▶ _Data supplied_

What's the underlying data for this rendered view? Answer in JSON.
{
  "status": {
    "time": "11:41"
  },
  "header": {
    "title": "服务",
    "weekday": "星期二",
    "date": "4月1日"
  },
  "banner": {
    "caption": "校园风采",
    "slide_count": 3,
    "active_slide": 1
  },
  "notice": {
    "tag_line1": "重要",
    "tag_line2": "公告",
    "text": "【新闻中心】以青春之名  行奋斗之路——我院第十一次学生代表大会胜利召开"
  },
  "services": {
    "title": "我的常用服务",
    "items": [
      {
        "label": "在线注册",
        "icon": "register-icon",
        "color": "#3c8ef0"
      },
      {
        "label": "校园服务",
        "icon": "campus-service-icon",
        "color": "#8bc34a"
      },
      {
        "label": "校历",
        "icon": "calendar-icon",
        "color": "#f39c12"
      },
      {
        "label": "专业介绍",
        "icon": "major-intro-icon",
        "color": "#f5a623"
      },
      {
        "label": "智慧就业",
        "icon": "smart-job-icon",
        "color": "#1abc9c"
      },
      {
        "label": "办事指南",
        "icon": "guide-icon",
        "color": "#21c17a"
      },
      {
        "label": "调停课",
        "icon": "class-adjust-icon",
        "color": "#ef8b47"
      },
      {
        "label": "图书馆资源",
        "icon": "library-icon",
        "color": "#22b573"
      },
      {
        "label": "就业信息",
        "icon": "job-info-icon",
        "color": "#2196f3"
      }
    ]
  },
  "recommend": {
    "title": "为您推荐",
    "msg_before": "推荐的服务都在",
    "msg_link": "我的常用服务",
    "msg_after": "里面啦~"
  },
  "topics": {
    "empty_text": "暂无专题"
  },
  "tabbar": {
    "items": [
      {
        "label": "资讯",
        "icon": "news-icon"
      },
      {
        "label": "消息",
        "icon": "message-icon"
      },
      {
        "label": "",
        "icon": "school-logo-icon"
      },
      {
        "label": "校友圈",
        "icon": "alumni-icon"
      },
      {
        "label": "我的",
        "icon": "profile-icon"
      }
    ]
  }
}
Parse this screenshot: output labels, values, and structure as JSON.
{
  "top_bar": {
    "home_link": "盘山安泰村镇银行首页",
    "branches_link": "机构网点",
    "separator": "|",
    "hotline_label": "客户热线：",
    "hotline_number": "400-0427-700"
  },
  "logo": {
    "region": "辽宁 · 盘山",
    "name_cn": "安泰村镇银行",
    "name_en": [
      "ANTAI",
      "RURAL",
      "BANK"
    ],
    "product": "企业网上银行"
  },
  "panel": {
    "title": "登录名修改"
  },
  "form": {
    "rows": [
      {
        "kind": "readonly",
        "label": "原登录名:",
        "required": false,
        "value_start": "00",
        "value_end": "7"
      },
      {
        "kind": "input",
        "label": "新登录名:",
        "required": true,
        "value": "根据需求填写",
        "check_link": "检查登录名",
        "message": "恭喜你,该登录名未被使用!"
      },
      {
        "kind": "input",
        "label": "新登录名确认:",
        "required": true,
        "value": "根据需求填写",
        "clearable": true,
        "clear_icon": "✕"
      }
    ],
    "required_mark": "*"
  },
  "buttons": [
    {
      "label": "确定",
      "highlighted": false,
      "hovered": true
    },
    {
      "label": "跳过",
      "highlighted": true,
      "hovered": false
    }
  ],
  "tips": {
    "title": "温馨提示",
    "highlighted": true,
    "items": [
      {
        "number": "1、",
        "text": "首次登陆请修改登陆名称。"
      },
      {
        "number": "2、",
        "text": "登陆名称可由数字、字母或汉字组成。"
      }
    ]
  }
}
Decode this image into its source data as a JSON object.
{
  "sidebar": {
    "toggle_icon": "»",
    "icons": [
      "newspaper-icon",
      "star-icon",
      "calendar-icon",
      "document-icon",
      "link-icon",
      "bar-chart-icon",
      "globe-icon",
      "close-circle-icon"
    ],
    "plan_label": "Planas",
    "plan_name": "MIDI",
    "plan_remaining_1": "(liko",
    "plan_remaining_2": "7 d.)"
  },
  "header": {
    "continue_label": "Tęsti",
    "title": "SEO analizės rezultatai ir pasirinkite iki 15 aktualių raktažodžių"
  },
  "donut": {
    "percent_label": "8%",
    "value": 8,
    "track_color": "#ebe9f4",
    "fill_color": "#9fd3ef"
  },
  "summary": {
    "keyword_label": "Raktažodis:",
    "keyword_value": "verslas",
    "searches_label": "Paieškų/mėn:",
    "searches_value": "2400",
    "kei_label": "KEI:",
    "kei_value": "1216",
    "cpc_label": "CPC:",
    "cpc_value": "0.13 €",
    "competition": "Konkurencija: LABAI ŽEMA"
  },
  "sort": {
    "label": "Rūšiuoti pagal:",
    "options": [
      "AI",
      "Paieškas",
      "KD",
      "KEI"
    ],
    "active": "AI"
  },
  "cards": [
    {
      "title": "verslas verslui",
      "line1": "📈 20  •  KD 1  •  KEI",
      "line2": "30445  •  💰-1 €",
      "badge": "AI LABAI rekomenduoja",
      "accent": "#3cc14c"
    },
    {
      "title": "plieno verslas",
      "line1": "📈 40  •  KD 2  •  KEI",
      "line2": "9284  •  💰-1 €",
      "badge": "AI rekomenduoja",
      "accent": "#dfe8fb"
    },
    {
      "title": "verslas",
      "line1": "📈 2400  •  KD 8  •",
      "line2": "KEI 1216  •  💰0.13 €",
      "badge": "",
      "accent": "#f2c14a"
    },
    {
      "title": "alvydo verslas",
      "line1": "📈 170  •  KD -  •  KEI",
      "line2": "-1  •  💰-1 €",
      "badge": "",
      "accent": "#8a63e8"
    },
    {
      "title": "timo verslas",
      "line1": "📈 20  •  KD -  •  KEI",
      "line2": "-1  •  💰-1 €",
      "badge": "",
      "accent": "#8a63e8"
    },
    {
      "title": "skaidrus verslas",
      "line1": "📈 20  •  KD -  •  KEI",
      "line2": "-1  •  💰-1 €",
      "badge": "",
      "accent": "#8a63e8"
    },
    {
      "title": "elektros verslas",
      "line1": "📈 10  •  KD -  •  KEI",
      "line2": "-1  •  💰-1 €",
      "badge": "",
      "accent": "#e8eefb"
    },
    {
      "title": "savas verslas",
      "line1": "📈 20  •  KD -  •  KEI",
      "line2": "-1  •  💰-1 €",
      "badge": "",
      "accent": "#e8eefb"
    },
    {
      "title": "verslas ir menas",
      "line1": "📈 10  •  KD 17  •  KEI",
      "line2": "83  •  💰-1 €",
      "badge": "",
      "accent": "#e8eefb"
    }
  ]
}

▶ _What to work on_
Send back each record exactly as it stands.

▶ _Complete answer_
What's the underlying data for this rendered view? Answer in JSON.
{
  "status": {
    "time": "11:41"
  },
  "header": {
    "title": "服务",
    "weekday": "星期二",
    "date": "4月1日"
  },
  "banner": {
    "caption": "校园风采",
    "slide_count": 3,
    "active_slide": 1
  },
  "notice": {
    "tag_line1": "重要",
    "tag_line2": "公告",
    "text": "【新闻中心】以青春之名  行奋斗之路——我院第十一次学生代表大会胜利召开"
  },
  "services": {
    "title": "我的常用服务",
    "items": [
      {
        "label": "在线注册",
        "icon": "register-icon",
        "color": "#3c8ef0"
      },
      {
        "label": "校园服务",
        "icon": "campus-service-icon",
        "color": "#8bc34a"
      },
      {
        "label": "校历",
        "icon": "calendar-icon",
        "color": "#f39c12"
      },
      {
        "label": "专业介绍",
        "icon": "major-intro-icon",
        "color": "#f5a623"
      },
      {
        "label": "智慧就业",
        "icon": "smart-job-icon",
        "color": "#1abc9c"
      },
      {
        "label": "办事指南",
        "icon": "guide-icon",
        "color": "#21c17a"
      },
      {
        "label": "调停课",
        "icon": "class-adjust-icon",
        "color": "#ef8b47"
      },
      {
        "label": "图书馆资源",
        "icon": "library-icon",
        "color": "#22b573"
      },
      {
        "label": "就业信息",
        "icon": "job-info-icon",
        "color": "#2196f3"
      }
    ]
  },
  "recommend": {
    "title": "为您推荐",
    "msg_before": "推荐的服务都在",
    "msg_link": "我的常用服务",
    "msg_after": "里面啦~"
  },
  "topics": {
    "empty_text": "暂无专题"
  },
  "tabbar": {
    "items": [
      {
        "label": "资讯",
        "icon": "news-icon"
      },
      {
        "label": "消息",
        "icon": "message-icon"
      },
      {
        "label": "",
        "icon": "school-logo-icon"
      },
      {
        "label": "校友圈",
        "icon": "alumni-icon"
      },
      {
        "label": "我的",
        "icon": "profile-icon"
      }
    ]
  }
}
Parse this screenshot: output labels, values, and structure as JSON.
{
  "top_bar": {
    "home_link": "盘山安泰村镇银行首页",
    "branches_link": "机构网点",
    "separator": "|",
    "hotline_label": "客户热线：",
    "hotline_number": "400-0427-700"
  },
  "logo": {
    "region": "辽宁 · 盘山",
    "name_cn": "安泰村镇银行",
    "name_en": [
      "ANTAI",
      "RURAL",
      "BANK"
    ],
    "product": "企业网上银行"
  },
  "panel": {
    "title": "登录名修改"
  },
  "form": {
    "rows": [
      {
        "kind": "readonly",
        "label": "原登录名:",
        "required": false,
        "value_start": "00",
        "value_end": "7"
      },
      {
        "kind": "input",
        "label": "新登录名:",
        "required": true,
        "value": "根据需求填写",
        "check_link": "检查登录名",
        "message": "恭喜你,该登录名未被使用!"
      },
      {
        "kind": "input",
        "label": "新登录名确认:",
        "required": true,
        "value": "根据需求填写",
        "clearable": true,
        "clear_icon": "✕"
      }
    ],
    "required_mark": "*"
  },
  "buttons": [
    {
      "label": "确定",
      "highlighted": false,
      "hovered": true
    },
    {
      "label": "跳过",
      "highlighted": true,
      "hovered": false
    }
  ],
  "tips": {
    "title": "温馨提示",
    "highlighted": true,
    "items": [
      {
        "number": "1、",
        "text": "首次登陆请修改登陆名称。"
      },
      {
        "number": "2、",
        "text": "登陆名称可由数字、字母或汉字组成。"
      }
    ]
  }
}
Decode this image into its source data as a JSON object.
{
  "sidebar": {
    "toggle_icon": "»",
    "icons": [
      "newspaper-icon",
      "star-icon",
      "calendar-icon",
      "document-icon",
      "link-icon",
      "bar-chart-icon",
      "globe-icon",
      "close-circle-icon"
    ],
    "plan_label": "Planas",
    "plan_name": "MIDI",
    "plan_remaining_1": "(liko",
    "plan_remaining_2": "7 d.)"
  },
  "header": {
    "continue_label": "Tęsti",
    "title": "SEO analizės rezultatai ir pasirinkite iki 15 aktualių raktažodžių"
  },
  "donut": {
    "percent_label": "8%",
    "value": 8,
    "track_color": "#ebe9f4",
    "fill_color": "#9fd3ef"
  },
  "summary": {
    "keyword_label": "Raktažodis:",
    "keyword_value": "verslas",
    "searches_label": "Paieškų/mėn:",
    "searches_value": "2400",
    "kei_label": "KEI:",
    "kei_value": "1216",
    "cpc_label": "CPC:",
    "cpc_value": "0.13 €",
    "competition": "Konkurencija: LABAI ŽEMA"
  },
  "sort": {
    "label": "Rūšiuoti pagal:",
    "options": [
      "AI",
      "Paieškas",
      "KD",
      "KEI"
    ],
    "active": "AI"
  },
  "cards": [
    {
      "title": "verslas verslui",
      "line1": "📈 20  •  KD 1  •  KEI",
      "line2": "30445  •  💰-1 €",
      "badge": "AI LABAI rekomenduoja",
      "accent": "#3cc14c"
    },
    {
      "title": "plieno verslas",
      "line1": "📈 40  •  KD 2  •  KEI",
      "line2": "9284  •  💰-1 €",
      "badge": "AI rekomenduoja",
      "accent": "#dfe8fb"
    },
    {
      "title": "verslas",
      "line1": "📈 2400  •  KD 8  •",
      "line2": "KEI 1216  •  💰0.13 €",
      "badge": "",
      "accent": "#f2c14a"
    },
    {
      "title": "alvydo verslas",
      "line1": "📈 170  •  KD -  •  KEI",
      "line2": "-1  •  💰-1 €",
      "badge": "",
      "accent": "#8a63e8"
    },
    {
      "title": "timo verslas",
      "line1": "📈 20  •  KD -  •  KEI",
      "line2": "-1  •  💰-1 €",
      "badge": "",
      "accent": "#8a63e8"
    },
    {
      "title": "skaidrus verslas",
      "line1": "📈 20  •  KD -  •  KEI",
      "line2": "-1  •  💰-1 €",
      "badge": "",
      "accent": "#8a63e8"
    },
    {
      "title": "elektros verslas",
      "line1": "📈 10  •  KD -  •  KEI",
      "line2": "-1  •  💰-1 €",
      "badge": "",
      "accent": "#e8eefb"
    },
    {
      "title": "savas verslas",
      "line1": "📈 20  •  KD -  •  KEI",
      "line2": "-1  •  💰-1 €",
      "badge": "",
      "accent": "#e8eefb"
    },
    {
      "title": "verslas ir menas",
      "line1": "📈 10  •  KD 17  •  KEI",
      "line2": "83  •  💰-1 €",
      "badge": "",
      "accent": "#e8eefb"
    }
  ]
}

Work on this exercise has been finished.